* Bereitgestellter Text *

────────────────────

Friedhöfe in Bitterfeld-Wolfen Friedhöfe in Bitterfeld-Wolfen: Bald gemeinsame Bestattungen von Mensch und Tier?

Bitterfeld - Wenn das Haustier stirbt, stirbt für viel Menschen nicht einfach nur ein Tier. Es ist der Abschied von einem geliebten Familienmitglied, von einem treuen Begleiter. Der Tod von Hund, Katze oder Meerschwein kann tiefe Trauer auslösen. Gerade für Senioren ist das Haustier oft eine Hilfe gegen die Einsamkeit im Alter.
Um dem Verlust zu begegnen, entwickelt sich bereits seit einigen Jahren ein Trend in der Trauerkultur - Tierbestattungen. Und sogar ein Grab gemeinsam mit dem Vierbeiner könnte bald möglich werden. Bitterfeld-Wolfen plant, sogenannte Mensch-Tier-Bestattungen zuzulassen.
„Wir haben diese Möglichkeit in unserem Friedhofskonzept bereits vorgesehen“, erklärt Mario Schulze, der Sachbereichsleiter für öffentliche Anlagen in der Stadt. Ein kleines Gräberfeld soll für diese besonderen Ruhestätten auf dem Bitterfelder Friedhof eingerichtet werden. Und das, obwohl die Grabflächen auf den neun Friedhöfen der Stadt langfristig um ein Drittel schrumpfen sollen, wie Schulze sagt. Das sei wegen des Bevölkerungsrückgangs nötig. Die Stadt will auch Kosten sparen.
Das Interesse an einer offenen Art des Umgangs mit der Trauer ist groß
Bis aber das erste Bitterfelder Mensch-Tier-Grab ausgehoben wird, dürfte es noch einige Monate dauern. Schulze weist darauf hin, dass zunächst die Friedhofsatzung der Stadt geändert werden müsste. Dafür sind die Gremien des Stadtrates zuständig. Nach MZ-Informationen könnten die ersten Schritte dafür in diesem Jahr getan werden. Im kommenden Jahr könnte dann der Weg frei gemacht werden, falls die Abgeordneten mehrheitlich dafür stimmen.

────────────────────

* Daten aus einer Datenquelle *
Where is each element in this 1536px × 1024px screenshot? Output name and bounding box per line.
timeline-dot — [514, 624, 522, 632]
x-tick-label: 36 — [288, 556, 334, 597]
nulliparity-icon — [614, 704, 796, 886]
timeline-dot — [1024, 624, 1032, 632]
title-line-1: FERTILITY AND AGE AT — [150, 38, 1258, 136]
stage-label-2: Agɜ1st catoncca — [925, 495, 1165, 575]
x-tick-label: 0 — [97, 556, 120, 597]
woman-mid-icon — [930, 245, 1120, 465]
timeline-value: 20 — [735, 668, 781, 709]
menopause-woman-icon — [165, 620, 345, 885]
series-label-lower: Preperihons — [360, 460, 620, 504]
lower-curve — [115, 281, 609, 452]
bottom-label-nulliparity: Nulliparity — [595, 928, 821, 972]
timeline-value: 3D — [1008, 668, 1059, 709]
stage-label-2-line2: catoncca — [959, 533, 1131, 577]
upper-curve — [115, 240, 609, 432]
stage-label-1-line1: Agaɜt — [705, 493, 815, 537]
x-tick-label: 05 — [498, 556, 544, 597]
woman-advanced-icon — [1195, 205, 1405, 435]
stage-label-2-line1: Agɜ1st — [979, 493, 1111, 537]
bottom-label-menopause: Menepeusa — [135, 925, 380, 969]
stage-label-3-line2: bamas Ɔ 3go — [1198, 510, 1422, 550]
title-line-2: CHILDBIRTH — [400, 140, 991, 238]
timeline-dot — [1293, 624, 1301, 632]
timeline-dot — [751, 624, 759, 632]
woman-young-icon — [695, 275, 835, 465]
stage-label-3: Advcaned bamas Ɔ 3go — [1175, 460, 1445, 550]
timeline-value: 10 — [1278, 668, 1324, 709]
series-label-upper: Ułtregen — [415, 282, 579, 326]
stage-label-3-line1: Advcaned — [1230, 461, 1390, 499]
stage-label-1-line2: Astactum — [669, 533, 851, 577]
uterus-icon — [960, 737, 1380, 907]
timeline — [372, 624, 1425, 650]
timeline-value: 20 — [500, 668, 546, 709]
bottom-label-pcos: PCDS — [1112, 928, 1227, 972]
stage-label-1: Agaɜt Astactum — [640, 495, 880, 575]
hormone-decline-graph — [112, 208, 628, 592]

────────────────────

* Zu bearbeitende Aufgaben *
1 > Um welchen Anteil sollen die Grabflächen auf den neun Friedhöfen der Stadt laut dem Artikel über Mensch-Tier-Bestattungen in Bitterfeld-Wolfen langfristig schrumpfen?
2 > Schreiben Sie den Artikel über Mensch-Tier-Bestattungen in Bitterfeld-Wolfen im Anschluss an seinen letzten Satz weiter.

* Die Antworten *
1 > Um ein Drittel.

2 >
Das Interesse an einer offenen Art des Umgangs mit der Trauer ist jedenfalls groß. Das sagt auch Grit Bürger vom Tierheim Bitterfeld, wo es seit vielen Jahren einen Tierfriedhof gibt. „Die Nachfrage nach Tierbestattungen steigt, das spüren wir ganz deutlich.“
Am Tierheim können Kleintiere sowie Hunde und Katzen in einem individuell gestalteten Grab bestattet werden. „Wir beobachten, dass es vielen Menschen hilft, einen ruhigen Ort zur Verarbeitung der Trauer zu haben“, so Bürger. Am Tierheim werden die Tiere als Erdbestattung in mindestens 80 Zentimetern Tiefe zur Ruhe gelegt. Bei einer Mensch-Tier-Bestattung ginge das allerdings nicht, hier wären Urnen Pflicht.
Stadt Aschersleben hat erste Erfahrungen mit dieser Art der Friedhofskultur gesammelt
In Sachsen-Anhalt hat die Stadt Aschersleben die ersten Erfahrungen mit dieser Art der Friedhofskultur gesammelt. Dort sind seit 2016 Mensch-Tier-Bestattungen möglich. Belegt sind aber erst zwei von 20 möglichen Gräbern. Holger Dietrich ist in Aschersleben Chef der Friedhofsverwaltung und sieht die Chancen und Probleme aus der dreijährigen Praxis: „Das Interesse ist groß, aber die Umsetzung ist nicht ganz einfach.“
Die Grabpflege ist in Aschersleben nämlich nicht inbegriffen, was „ein Handicap“ sei, wie Dietrich sagt. Zuständig seien also Angehörige. Sind die nicht da oder weit weg, komme ein Grab gemeinsam mit dem Haustier oft nicht mehr infrage. Teurer als in einem normalen Urnengrab ist eine Mensch-Tier-Bestattung in Aschersleben übrigens nicht. Trotzdem müssen sich Interessenten auf hohe Kosten einstellen.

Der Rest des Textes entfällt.